▸ **Task data**:
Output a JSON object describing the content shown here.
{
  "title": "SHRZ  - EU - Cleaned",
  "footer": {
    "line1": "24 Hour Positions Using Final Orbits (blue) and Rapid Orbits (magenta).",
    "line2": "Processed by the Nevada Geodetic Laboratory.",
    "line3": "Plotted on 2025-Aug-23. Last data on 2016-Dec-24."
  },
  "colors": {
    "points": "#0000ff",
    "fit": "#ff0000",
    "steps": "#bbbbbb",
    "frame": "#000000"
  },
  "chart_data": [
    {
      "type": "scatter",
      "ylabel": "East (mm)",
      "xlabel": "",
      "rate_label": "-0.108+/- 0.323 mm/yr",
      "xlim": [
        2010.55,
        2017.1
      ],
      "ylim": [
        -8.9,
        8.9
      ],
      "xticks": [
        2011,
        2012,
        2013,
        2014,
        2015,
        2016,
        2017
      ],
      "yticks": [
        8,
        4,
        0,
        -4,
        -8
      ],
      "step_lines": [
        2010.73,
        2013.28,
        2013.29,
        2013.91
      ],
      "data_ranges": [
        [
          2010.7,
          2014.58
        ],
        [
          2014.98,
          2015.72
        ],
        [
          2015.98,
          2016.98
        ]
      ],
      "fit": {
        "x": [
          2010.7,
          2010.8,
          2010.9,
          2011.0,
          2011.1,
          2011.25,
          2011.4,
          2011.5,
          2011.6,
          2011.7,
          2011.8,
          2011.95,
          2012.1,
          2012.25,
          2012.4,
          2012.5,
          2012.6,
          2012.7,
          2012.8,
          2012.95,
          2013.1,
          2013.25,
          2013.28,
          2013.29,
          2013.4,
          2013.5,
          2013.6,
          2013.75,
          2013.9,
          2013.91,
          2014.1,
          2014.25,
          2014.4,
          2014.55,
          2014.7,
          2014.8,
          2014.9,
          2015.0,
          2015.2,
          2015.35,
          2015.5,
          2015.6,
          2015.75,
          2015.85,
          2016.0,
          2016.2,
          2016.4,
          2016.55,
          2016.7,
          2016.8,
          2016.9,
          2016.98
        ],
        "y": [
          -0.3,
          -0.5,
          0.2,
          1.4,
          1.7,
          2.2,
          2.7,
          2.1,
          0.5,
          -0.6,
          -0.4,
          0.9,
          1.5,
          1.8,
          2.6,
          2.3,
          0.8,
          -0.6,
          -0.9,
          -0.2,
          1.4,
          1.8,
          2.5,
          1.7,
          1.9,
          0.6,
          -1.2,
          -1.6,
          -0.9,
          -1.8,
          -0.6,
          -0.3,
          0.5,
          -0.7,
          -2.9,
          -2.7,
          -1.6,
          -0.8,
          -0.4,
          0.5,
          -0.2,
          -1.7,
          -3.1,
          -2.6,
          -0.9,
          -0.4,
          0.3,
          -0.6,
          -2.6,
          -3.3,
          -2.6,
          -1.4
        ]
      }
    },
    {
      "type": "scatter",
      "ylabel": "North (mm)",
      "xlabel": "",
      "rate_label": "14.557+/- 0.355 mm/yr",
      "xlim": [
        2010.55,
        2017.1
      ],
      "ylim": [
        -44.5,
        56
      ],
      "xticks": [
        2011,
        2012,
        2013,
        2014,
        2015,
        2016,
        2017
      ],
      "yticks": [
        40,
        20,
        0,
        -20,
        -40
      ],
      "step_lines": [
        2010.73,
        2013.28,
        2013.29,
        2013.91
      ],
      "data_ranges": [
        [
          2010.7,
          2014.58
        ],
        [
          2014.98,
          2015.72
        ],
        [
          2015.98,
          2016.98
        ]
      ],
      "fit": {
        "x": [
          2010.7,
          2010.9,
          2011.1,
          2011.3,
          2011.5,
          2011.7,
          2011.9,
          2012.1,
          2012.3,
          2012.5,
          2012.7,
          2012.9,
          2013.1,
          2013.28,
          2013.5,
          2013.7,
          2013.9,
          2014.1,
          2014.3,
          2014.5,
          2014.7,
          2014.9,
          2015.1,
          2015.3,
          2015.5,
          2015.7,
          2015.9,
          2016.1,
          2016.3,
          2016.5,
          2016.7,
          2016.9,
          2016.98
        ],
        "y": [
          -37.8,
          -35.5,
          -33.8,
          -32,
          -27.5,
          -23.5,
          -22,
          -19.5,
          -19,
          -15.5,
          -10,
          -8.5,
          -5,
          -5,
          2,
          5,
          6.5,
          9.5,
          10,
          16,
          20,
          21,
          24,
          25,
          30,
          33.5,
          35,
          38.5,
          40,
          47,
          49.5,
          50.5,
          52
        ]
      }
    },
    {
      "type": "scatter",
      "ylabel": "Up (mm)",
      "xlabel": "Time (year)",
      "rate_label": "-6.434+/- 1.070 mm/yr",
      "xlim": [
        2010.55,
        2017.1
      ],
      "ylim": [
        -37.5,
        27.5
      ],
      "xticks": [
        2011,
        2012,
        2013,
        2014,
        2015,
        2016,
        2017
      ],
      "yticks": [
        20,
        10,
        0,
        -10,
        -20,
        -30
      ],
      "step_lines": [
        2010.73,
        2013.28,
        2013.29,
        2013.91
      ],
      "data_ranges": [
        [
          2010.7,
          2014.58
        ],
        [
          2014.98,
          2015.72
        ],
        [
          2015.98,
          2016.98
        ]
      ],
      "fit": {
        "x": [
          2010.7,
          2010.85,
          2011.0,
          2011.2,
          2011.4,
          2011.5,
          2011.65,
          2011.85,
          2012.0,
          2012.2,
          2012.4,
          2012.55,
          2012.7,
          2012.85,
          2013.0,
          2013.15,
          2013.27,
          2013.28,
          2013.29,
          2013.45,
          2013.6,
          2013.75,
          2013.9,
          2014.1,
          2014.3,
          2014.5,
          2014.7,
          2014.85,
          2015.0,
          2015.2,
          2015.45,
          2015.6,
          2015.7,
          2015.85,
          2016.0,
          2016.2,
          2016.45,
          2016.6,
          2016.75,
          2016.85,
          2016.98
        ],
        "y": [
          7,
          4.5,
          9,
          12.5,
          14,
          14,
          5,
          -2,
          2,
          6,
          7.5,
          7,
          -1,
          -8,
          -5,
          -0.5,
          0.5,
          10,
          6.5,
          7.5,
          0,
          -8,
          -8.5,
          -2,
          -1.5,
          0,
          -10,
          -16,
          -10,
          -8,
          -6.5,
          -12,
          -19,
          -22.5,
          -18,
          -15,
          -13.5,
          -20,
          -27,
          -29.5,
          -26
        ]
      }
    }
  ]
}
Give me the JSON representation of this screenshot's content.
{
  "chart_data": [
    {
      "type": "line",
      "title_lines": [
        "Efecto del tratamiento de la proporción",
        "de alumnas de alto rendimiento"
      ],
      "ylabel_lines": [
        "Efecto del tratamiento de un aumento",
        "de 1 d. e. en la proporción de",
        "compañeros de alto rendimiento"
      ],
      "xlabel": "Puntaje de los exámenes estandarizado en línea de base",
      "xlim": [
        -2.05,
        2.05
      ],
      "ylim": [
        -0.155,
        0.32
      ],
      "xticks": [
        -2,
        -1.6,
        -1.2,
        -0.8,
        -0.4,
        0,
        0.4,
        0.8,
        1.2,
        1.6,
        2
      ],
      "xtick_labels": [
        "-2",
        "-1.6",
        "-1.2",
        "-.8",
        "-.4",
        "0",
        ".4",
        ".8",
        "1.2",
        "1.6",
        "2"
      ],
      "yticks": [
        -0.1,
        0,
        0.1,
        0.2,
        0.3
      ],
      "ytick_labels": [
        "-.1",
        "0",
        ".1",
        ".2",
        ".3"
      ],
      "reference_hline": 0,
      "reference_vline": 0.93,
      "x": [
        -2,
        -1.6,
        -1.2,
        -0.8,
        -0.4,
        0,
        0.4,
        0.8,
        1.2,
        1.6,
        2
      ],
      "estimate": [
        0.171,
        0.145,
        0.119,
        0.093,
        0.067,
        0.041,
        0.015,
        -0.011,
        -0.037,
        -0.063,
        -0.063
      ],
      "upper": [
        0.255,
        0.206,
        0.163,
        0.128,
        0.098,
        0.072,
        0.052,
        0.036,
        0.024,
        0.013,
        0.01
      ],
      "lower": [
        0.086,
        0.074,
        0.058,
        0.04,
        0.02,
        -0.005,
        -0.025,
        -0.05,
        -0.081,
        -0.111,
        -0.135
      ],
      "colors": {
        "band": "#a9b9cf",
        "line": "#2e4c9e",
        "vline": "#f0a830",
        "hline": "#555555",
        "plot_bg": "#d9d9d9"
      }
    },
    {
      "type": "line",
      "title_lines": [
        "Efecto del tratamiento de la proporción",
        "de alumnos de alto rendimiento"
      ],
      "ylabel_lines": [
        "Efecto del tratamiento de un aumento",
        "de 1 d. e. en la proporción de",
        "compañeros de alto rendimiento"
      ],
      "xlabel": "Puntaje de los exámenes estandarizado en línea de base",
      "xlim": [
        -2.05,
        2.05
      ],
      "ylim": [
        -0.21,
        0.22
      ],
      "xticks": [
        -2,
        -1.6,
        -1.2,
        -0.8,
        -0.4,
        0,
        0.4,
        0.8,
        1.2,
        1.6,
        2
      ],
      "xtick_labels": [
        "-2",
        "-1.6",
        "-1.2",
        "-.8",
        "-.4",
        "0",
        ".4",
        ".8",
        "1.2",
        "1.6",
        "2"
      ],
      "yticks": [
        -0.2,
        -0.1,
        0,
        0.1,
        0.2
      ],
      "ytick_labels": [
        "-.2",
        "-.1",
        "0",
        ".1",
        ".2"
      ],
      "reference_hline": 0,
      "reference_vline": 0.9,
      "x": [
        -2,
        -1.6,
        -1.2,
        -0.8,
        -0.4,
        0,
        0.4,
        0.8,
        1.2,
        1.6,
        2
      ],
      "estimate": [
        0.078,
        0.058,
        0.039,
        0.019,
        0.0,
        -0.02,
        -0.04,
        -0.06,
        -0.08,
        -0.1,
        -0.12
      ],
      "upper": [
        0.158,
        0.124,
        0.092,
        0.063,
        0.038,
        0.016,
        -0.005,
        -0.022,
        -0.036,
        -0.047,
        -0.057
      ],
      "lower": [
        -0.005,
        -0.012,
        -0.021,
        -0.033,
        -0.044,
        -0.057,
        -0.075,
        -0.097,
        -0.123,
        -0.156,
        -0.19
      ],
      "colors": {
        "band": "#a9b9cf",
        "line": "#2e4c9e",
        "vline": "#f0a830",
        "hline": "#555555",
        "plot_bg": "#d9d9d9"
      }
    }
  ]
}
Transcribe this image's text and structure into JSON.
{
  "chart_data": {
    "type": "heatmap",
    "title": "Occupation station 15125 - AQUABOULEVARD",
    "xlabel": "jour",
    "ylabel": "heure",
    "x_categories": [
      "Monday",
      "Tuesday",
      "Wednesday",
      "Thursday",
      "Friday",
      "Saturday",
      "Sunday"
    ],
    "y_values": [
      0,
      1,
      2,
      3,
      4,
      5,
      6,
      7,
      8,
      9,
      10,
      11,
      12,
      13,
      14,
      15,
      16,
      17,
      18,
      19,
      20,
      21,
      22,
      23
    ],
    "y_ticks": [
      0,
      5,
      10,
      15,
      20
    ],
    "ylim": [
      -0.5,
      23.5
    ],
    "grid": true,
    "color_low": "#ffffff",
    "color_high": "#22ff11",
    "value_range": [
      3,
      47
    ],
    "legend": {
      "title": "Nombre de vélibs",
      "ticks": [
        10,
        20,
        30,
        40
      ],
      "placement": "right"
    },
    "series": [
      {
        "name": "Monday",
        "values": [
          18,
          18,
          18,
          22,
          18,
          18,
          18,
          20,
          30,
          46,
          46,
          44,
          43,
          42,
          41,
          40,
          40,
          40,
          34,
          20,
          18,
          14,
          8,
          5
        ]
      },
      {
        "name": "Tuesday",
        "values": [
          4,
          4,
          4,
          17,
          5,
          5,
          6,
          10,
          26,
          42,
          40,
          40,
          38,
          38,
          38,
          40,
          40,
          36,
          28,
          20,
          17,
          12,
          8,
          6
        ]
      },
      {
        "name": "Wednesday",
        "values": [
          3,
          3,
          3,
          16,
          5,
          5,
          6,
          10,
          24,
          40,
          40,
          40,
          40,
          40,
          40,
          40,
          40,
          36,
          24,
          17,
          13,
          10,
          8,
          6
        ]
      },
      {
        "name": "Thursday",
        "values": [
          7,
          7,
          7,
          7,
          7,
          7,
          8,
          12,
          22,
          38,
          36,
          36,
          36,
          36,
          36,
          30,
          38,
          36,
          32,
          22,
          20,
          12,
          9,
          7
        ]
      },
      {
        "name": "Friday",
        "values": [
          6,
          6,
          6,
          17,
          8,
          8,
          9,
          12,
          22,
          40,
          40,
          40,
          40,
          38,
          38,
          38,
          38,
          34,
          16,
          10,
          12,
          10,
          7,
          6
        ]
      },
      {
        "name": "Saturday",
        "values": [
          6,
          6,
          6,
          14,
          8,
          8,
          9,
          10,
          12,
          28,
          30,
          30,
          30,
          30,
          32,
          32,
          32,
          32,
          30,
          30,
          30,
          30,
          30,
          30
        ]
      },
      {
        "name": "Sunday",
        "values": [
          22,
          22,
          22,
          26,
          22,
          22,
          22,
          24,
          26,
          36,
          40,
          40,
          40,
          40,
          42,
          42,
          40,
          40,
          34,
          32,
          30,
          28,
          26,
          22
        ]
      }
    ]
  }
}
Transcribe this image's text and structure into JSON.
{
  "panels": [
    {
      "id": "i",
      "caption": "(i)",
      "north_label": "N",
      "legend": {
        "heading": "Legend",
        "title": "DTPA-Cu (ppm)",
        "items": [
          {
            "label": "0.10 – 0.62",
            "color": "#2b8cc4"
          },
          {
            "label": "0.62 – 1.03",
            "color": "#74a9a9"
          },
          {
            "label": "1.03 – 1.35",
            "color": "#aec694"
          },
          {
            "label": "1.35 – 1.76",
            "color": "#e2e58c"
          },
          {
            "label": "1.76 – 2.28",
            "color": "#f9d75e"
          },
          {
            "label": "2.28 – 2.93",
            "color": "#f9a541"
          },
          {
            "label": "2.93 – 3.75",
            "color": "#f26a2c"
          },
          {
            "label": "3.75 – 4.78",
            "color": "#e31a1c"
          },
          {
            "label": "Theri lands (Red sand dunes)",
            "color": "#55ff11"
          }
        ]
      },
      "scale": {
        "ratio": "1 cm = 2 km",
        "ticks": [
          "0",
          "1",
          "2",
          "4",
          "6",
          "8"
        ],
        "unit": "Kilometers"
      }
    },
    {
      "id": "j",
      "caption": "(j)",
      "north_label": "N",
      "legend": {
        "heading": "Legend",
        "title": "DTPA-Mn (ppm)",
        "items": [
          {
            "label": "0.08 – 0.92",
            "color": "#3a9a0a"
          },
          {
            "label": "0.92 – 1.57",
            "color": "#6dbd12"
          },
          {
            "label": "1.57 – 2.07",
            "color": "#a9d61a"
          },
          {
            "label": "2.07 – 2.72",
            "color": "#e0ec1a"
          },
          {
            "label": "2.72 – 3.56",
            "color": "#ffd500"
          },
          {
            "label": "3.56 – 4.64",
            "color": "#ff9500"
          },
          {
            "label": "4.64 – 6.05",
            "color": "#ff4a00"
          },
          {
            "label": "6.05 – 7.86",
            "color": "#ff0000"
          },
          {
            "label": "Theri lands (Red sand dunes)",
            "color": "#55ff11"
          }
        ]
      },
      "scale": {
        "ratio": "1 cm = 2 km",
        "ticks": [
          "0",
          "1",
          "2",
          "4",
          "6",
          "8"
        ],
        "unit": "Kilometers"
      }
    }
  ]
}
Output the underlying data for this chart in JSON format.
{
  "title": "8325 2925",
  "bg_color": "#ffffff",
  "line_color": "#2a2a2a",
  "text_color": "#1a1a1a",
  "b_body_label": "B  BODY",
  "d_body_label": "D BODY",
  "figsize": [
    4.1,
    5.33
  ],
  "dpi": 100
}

▸ **Problem description**:
Give back exactly the lines beginning at the one with "Output the underlying" and ending at the final line of the material; both boundary lines belong in it.

▸ **Answer in full**:
Output the underlying data for this chart in JSON format.
{
  "title": "8325 2925",
  "bg_color": "#ffffff",
  "line_color": "#2a2a2a",
  "text_color": "#1a1a1a",
  "b_body_label": "B  BODY",
  "d_body_label": "D BODY",
  "figsize": [
    4.1,
    5.33
  ],
  "dpi": 100
}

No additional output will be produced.